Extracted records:
*****

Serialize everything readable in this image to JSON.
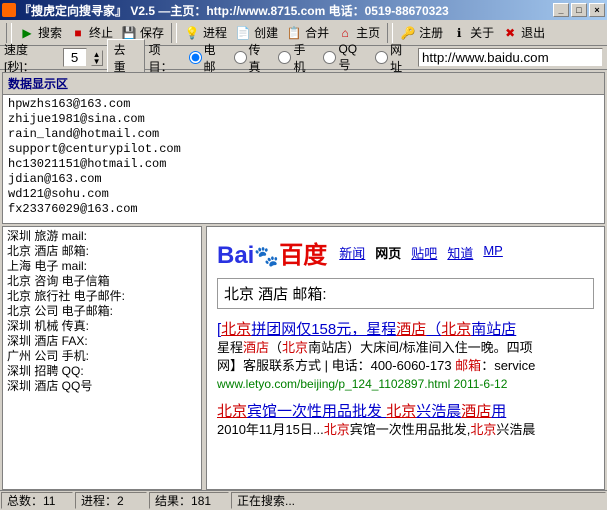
{
  "titlebar": {
    "text": "『捜虎定向搜寻家』 V2.5  —主页：http://www.8715.com 电话：0519-88670323"
  },
  "toolbar": {
    "search": "搜索",
    "stop": "终止",
    "save": "保存",
    "process": "进程",
    "create": "创建",
    "merge": "合并",
    "home": "主页",
    "register": "注册",
    "about": "关于",
    "exit": "退出"
  },
  "optbar": {
    "speed_label": "速度[秒]：",
    "speed_value": "5",
    "dedup": "去重",
    "project_label": "项目：",
    "radio_email": "电邮",
    "radio_fax": "传真",
    "radio_mobile": "手机",
    "radio_qq": "QQ号",
    "radio_url": "网址",
    "url_value": "http://www.baidu.com"
  },
  "data_area": {
    "header": "数据显示区",
    "lines": [
      "hpwzhs163@163.com",
      "zhijue1981@sina.com",
      "rain_land@hotmail.com",
      "support@centurypilot.com",
      "hc13021151@hotmail.com",
      "jdian@163.com",
      "wd121@sohu.com",
      "fx23376029@163.com"
    ]
  },
  "left_list": [
    "深圳 旅游 mail:",
    "北京 酒店 邮箱:",
    "上海 电子 mail:",
    "北京 咨询 电子信箱",
    "北京 旅行社 电子邮件:",
    "北京 公司 电子邮箱:",
    "深圳 机械 传真:",
    "深圳 酒店 FAX:",
    "广州 公司 手机:",
    "深圳 招聘 QQ:",
    "深圳 酒店 QQ号"
  ],
  "baidu": {
    "nav": {
      "news": "新闻",
      "web": "网页",
      "tieba": "贴吧",
      "zhidao": "知道",
      "mp": "MP"
    },
    "search_value": "北京 酒店 邮箱:",
    "results": [
      {
        "title_html": "[<em>北京</em>拼团网仅158元，星程<em>酒店</em>（<em>北京</em>南站店",
        "snippet_html": "星程<em>酒店</em>（<em>北京</em>南站店）大床间/标准间入住一晚。四项<br>网】客服联系方式 | 电话：400-6060-173 <em>邮箱</em>：service",
        "url_text": "www.letyo.com/beijing/p_124_1102897.html 2011-6-12"
      },
      {
        "title_html": "<em>北京</em>宾馆一次性用品批发  <em>北京</em>兴浩晨<em>酒店</em>用",
        "snippet_html": "2010年11月15日...<em>北京</em>宾馆一次性用品批发,<em>北京</em>兴浩晨"
      }
    ]
  },
  "status": {
    "total_label": "总数：",
    "total_val": "11",
    "proc_label": "进程：",
    "proc_val": "2",
    "result_label": "结果：",
    "result_val": "181",
    "msg": "正在搜索..."
  }
}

*****

Exercise:
In the listing, find all lines with the string "http" and copy them.

Completed task:
    "text": "『捜虎定向搜寻家』 V2.5  —主页：http://www.8715.com 电话：0519-88670323"
    "url_value": "http://www.baidu.com"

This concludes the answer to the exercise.